*Текстовый блок*
━━━━━━━━━━━━━━━━━━━━

Бергман занял в «Стыде» позицию сугубо пацифистскую. Обе воюющие стороны несут жестокость и насилие. Правых нет. Есть только виноватые. (Заметим кстати, что в самой Швеции эта позиция вызвала резкую критику.) Бергмана занимает главным образом один аспект: как война уродует человеческие души, разрушает устои нравственности.
Когда-то, двадцать лет назад, Сюдов дебютировал в кино, удивив всех тем, что, будучи молодым, убедительно изобразил жизнь человека от юности до старости. Тогда помогли грим и талант характерного актера. Теперь, в «Стыде», Сюдов снова играл судьбу человека «от» и «до». От безмятежной чистоты, светлых чувств до омертвения души. Причем трансформация, по существу подмена персонажа, происходила в короткий промежуток времени. Тут грима и характерности, чтобы убедить зрителя в естественности этого процесса, было недостаточно.
Муж (Сюдов) и жена (Лив Ульман), покинув шумный город, обосновались на небольшом острове. Жизнь их проходит в занятиях нехитрым хозяйством, в счастье быть друг с другом.
Ловишь себя на том, что, глядя на Сюдова, испытываешь наслаждение, ощущая его безмятежность, наивность, доверчивость. В ответ на ласковый взгляд жены — мгновенный отклик нежной радостью. Не страсть, конвульсивная, искажающая лицо, а тихое, неспешное блаженство.

━━━━━━━━━━━━━━━━━━━━

*Выдержки из данных*
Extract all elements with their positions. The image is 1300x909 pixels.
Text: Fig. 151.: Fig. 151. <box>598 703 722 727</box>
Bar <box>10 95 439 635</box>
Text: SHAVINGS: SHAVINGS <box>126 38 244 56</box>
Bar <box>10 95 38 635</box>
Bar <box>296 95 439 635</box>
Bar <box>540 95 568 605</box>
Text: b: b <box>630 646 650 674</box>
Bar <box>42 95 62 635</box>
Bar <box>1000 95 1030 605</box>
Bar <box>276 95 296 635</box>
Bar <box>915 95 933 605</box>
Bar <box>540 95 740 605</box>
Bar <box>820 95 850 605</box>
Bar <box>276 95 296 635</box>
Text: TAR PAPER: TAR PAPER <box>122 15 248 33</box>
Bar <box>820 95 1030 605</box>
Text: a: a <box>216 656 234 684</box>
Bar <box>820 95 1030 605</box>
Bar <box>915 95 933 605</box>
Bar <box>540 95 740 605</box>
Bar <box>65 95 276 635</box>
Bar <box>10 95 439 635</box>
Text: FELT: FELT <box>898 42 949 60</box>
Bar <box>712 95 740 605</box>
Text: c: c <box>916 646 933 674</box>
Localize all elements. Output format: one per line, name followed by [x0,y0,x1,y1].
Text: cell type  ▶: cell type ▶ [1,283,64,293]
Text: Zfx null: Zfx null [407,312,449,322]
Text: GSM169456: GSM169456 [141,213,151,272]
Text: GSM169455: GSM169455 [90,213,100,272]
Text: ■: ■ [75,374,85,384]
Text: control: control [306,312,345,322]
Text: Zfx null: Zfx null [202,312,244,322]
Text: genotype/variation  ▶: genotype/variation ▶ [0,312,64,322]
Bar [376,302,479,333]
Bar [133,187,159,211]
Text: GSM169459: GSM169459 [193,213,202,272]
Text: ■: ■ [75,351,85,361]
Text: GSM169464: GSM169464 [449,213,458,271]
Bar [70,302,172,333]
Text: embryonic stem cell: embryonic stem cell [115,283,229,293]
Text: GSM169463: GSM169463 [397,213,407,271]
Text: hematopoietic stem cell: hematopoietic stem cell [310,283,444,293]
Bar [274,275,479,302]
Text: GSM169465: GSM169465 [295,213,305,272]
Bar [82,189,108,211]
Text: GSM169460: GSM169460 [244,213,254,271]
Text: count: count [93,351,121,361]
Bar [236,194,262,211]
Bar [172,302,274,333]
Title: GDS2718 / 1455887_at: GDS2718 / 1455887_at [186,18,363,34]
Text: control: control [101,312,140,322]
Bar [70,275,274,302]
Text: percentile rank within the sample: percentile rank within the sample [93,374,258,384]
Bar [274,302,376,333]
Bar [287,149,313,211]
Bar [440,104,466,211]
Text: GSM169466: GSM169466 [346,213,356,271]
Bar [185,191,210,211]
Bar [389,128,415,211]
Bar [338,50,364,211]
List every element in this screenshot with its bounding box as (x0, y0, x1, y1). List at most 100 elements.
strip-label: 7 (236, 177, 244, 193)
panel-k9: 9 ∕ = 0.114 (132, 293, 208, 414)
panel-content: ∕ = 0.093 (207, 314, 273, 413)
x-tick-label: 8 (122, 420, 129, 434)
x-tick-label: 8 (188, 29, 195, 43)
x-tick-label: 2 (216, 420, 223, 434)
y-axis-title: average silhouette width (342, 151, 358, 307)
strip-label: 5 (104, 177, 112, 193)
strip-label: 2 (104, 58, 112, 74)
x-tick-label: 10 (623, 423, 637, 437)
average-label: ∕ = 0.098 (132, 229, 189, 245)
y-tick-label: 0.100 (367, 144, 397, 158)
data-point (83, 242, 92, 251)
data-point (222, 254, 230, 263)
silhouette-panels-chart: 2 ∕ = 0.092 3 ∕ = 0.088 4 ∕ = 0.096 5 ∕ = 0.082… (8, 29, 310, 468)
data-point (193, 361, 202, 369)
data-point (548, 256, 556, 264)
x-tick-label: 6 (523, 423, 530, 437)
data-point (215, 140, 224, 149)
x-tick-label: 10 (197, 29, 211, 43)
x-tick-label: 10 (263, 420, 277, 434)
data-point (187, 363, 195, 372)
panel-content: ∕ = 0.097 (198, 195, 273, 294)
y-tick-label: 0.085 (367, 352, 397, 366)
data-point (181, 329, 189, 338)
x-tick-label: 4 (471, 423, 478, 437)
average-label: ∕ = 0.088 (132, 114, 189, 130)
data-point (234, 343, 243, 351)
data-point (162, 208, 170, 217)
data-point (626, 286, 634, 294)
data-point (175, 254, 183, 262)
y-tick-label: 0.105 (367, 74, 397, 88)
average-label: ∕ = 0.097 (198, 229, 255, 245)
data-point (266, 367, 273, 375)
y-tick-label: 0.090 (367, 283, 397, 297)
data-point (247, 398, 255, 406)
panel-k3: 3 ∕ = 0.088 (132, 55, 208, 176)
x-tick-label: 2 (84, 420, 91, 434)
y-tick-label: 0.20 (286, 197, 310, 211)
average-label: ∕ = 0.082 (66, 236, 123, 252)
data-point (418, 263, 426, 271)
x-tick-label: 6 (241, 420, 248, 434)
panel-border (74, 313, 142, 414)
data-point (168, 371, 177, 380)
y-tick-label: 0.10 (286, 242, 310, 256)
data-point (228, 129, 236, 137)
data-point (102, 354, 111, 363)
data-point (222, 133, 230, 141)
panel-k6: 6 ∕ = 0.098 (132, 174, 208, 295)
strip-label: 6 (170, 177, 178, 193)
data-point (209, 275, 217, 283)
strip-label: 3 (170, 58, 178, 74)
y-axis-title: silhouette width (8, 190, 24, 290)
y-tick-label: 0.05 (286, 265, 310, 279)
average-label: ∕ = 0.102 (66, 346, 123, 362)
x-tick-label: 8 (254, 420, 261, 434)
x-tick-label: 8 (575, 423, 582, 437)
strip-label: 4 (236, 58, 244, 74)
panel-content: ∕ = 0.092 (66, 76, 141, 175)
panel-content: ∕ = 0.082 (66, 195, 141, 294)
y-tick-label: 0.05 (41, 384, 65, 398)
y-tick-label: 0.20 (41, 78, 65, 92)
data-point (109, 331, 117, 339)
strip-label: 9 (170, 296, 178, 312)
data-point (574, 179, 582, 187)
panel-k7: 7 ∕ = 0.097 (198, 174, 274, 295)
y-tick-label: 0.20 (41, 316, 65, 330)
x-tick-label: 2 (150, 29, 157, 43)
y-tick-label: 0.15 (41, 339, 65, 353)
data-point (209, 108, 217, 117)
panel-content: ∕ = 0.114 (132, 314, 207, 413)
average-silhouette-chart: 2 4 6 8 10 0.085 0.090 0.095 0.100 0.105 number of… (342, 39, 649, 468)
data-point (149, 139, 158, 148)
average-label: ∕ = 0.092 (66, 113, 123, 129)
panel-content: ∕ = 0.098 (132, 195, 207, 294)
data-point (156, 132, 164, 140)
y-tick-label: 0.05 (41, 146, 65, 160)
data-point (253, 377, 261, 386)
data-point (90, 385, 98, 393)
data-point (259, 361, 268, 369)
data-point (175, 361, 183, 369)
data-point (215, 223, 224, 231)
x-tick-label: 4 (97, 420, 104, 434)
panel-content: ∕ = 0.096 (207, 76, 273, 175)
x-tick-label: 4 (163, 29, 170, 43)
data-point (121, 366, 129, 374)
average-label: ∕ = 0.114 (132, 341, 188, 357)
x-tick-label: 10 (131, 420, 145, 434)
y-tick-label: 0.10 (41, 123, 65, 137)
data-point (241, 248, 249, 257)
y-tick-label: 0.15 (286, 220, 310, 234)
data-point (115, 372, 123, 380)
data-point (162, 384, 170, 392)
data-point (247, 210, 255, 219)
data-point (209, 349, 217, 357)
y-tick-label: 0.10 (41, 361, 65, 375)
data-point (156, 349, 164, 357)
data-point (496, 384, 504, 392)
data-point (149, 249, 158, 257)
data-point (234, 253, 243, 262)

━━━━━━━━━━━━━━━━━━━━

Проверьте по тексту о фильме «Стыд», верны ли три утверждения ниже. На каждое ответьте «да» или «нет» и приведите дословно слова текста, которые это решают.
1. Бергман в «Стыде» встает на сторону одной из воюющих сторон.
2. Сюдов дебютировал в кино двадцать лет назад.
3. Покинув шумный город, муж и жена поселились на небольшом острове.

*Результат упражнения*
1. Нет: «Обе воюющие стороны несут жестокость и насилие. Правых нет.»
2. Да: «Когда-то, двадцать лет назад, Сюдов дебютировал в кино».
3. Да: «Муж (Сюдов) и жена (Лив Ульман), покинув шумный город, обосновались на небольшом острове.»